Required tasks:
**A.** From the Log10x pricing overview below, list every item the text says is unlimited under node-based pricing.
**B.** Carry on the Log10x pricing overview below from the point where it stops.

Excerpted passage:
Overview
How node-based pricing works, how it compares to volume-based pricing, expected savings, and what every tier includes.
How does node-based pricing work
A node = any host running a Log10x collector, regardless of instance size:
- Kubernetes: 1 worker node = 1 billing unit (DaemonSet deployment)
- VMs / bare metal: 1 host running a collector = 1 billing unit
- ECS: 1 container instance = 1 billing unit
Instance size (vCPU, memory) does not affect count. One question determines your tier: "How many nodes run log collection?"
Everything else is unlimited -- log volume, traffic spikes, applications, environments, queries, destinations.
How does this compare to volume-based pricing
Volume-based tools charge per GB. We charge per node.
When your traffic grows, their bill grows proportionally. Yours doesn't.
Splunk charges ~$6/GB ingested. Datadog charges ~$2.50/GB (ingestion + 30-day indexing). Cribl charges per GB processed plus per worker.
All create unpredictable costs that spike during success or incidents. Log10x pricing is based on infrastructure capacity -- predictable and doesn't punish growth.

Provided material:

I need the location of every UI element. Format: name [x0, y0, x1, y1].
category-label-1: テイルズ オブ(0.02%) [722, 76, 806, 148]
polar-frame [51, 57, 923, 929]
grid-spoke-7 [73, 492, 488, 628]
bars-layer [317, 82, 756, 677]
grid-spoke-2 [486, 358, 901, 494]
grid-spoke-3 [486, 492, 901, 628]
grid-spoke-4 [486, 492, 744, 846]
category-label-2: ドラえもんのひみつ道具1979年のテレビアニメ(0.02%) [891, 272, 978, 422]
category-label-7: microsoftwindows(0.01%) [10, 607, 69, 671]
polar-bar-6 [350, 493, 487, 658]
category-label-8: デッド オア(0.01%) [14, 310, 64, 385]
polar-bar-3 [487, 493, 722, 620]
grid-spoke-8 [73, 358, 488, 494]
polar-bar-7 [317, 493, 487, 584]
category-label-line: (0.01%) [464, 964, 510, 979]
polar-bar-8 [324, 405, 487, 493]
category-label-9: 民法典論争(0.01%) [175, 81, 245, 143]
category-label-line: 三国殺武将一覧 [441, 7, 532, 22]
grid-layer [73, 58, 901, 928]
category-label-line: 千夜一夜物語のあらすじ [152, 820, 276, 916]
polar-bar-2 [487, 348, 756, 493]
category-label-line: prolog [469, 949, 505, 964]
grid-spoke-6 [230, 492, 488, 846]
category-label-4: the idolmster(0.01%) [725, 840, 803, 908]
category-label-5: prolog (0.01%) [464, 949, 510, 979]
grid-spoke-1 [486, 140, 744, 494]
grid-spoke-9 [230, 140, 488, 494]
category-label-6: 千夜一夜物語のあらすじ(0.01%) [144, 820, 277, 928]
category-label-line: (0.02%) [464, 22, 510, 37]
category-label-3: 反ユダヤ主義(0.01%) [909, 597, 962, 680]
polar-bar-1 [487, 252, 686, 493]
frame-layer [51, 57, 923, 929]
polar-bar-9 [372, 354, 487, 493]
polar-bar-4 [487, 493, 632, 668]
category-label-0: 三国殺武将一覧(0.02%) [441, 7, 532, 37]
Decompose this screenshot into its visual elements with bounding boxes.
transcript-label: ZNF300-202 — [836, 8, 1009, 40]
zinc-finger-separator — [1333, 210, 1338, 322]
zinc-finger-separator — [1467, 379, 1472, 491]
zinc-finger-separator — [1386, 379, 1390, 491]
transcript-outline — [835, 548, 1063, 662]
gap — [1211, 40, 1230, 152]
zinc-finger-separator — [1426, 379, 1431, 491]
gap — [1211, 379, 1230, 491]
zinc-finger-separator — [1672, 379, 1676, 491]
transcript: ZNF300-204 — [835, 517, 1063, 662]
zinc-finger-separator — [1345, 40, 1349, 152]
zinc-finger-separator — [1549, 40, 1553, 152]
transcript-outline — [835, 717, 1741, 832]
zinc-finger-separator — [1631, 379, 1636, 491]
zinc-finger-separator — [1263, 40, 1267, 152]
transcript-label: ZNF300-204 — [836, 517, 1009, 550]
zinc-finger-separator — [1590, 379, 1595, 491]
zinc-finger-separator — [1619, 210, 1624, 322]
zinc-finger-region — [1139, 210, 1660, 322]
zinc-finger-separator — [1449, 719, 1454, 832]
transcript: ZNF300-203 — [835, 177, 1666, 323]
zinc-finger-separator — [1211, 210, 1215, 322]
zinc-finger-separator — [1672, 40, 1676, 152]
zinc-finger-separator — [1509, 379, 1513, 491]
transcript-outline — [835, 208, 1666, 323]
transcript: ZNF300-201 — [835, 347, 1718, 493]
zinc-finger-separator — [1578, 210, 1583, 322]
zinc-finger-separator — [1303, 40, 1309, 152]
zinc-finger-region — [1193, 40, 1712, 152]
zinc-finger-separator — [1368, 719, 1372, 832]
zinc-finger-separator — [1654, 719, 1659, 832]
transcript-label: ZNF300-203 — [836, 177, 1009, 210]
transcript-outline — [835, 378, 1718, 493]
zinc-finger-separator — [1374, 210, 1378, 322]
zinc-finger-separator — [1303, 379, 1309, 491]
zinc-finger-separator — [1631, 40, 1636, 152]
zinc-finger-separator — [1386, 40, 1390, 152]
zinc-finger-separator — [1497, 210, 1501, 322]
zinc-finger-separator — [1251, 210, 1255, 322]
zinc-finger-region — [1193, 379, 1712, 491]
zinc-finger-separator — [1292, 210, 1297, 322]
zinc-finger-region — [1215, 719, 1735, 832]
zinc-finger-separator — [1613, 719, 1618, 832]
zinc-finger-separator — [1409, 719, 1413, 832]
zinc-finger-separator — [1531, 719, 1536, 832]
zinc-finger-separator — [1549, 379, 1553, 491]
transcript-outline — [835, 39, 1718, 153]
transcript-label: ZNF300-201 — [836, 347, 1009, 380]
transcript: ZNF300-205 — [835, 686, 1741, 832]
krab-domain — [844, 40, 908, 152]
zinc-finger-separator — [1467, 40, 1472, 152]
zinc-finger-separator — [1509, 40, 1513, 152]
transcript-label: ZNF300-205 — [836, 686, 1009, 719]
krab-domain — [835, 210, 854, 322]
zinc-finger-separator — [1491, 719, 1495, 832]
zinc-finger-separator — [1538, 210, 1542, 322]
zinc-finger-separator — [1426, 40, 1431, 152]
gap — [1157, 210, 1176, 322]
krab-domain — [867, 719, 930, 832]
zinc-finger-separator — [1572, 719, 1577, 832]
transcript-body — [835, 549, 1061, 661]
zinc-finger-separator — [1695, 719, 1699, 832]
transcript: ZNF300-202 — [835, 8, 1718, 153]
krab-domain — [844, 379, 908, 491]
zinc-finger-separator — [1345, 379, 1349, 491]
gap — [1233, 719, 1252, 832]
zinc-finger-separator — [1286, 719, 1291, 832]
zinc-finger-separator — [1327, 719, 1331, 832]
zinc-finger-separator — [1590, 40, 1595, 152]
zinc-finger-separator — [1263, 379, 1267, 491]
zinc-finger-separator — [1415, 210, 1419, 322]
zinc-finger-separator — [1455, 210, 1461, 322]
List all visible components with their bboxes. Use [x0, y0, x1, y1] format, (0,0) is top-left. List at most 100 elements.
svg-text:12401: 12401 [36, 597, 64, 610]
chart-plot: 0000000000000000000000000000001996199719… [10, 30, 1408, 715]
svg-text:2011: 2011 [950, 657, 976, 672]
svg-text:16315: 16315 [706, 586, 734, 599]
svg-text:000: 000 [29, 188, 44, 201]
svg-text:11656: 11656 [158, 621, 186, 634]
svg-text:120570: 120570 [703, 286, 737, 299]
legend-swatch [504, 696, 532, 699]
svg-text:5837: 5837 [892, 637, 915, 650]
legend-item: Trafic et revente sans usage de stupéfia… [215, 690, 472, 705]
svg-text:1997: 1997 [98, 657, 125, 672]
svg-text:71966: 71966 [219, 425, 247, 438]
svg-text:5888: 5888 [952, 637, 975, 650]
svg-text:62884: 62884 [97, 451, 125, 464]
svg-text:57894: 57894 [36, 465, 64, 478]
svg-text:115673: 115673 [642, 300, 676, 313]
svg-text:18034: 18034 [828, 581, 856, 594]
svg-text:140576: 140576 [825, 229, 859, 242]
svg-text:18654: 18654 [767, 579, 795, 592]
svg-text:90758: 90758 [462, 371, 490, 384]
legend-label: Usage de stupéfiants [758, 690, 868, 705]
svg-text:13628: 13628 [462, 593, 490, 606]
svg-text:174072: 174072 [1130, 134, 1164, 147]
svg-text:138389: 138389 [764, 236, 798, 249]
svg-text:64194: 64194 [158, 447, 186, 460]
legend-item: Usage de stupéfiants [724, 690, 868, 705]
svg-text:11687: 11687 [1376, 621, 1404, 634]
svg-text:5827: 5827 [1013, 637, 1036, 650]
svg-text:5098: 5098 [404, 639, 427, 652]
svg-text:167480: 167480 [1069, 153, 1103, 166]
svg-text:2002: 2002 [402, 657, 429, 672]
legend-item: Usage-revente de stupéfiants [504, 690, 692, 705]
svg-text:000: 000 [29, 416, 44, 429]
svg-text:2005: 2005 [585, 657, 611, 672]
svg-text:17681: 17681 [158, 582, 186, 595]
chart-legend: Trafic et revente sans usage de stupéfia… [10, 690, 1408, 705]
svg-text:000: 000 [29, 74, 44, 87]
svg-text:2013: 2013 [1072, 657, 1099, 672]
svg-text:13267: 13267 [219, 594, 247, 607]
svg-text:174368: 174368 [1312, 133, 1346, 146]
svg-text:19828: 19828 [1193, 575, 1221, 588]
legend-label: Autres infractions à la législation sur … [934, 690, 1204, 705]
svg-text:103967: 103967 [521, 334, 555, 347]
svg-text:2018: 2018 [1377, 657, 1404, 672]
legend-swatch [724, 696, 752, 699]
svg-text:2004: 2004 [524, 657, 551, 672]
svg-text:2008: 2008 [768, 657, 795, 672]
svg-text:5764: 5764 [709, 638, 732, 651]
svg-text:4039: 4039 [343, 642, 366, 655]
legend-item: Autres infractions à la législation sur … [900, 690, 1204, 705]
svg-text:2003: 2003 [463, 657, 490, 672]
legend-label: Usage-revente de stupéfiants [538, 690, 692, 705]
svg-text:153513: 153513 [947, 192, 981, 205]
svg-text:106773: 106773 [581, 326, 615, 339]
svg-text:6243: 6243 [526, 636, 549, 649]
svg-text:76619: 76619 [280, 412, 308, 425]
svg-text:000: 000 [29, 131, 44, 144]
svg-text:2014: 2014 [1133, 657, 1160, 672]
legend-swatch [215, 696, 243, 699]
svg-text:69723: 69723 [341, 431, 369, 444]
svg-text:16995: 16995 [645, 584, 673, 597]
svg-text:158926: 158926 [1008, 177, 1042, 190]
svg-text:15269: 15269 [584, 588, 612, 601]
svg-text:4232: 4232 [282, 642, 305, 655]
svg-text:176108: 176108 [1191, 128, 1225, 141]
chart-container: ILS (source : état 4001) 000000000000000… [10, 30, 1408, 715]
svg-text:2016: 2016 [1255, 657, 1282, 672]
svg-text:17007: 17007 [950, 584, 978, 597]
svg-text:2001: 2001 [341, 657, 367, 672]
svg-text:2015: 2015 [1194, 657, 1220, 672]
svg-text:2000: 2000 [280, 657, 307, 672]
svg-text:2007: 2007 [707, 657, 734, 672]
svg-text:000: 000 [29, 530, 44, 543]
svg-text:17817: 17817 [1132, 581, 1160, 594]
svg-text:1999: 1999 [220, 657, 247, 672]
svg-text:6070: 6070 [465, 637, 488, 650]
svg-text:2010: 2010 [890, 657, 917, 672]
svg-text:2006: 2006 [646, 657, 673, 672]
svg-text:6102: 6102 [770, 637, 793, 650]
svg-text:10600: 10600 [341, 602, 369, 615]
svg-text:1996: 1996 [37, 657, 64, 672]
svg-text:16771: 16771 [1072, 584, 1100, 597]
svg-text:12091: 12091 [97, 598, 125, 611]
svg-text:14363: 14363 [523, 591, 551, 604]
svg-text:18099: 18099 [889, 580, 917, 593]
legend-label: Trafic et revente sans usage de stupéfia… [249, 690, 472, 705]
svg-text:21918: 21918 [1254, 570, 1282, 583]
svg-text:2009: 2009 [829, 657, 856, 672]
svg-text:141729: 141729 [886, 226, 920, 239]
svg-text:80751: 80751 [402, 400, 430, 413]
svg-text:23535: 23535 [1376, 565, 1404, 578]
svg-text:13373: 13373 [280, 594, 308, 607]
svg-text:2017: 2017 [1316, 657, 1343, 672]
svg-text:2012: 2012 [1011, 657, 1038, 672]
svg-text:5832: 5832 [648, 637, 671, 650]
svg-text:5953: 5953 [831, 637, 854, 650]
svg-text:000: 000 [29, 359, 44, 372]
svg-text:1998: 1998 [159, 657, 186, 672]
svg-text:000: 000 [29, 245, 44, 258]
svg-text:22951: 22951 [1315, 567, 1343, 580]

Results by task:
**A.**
- Log volume
- Traffic spikes
- Applications
- Environments
- Queries
- Destinations

**B.**
What savings can I expect
Savings depend on which apps you deploy, your daily log volume, per-GB ingestion cost, and how much you divert to S3:
- Reducer — Compact mode -- lossless volume reduction (50-80% depending on log structure)
- Reducer — Filter mode -- cost-based sampling of noisy event types
- Retriever -- store in S3 at $0.023/GB, stream to your SIEM on demand
Use the ROI Calculator with your actual numbers for a personalized estimate.
Which products are included
All of them. Every tier includes:
- Reporter (DaemonSet)
- Reducer — Filter and Compact modes
- Retriever (indexing + querying)
- MCP (agent control plane — validation scaffold + agent-facing tools)
- 10x Console (dashboard, metrics, recommendations)
There are no feature gates or product tiers. You get everything.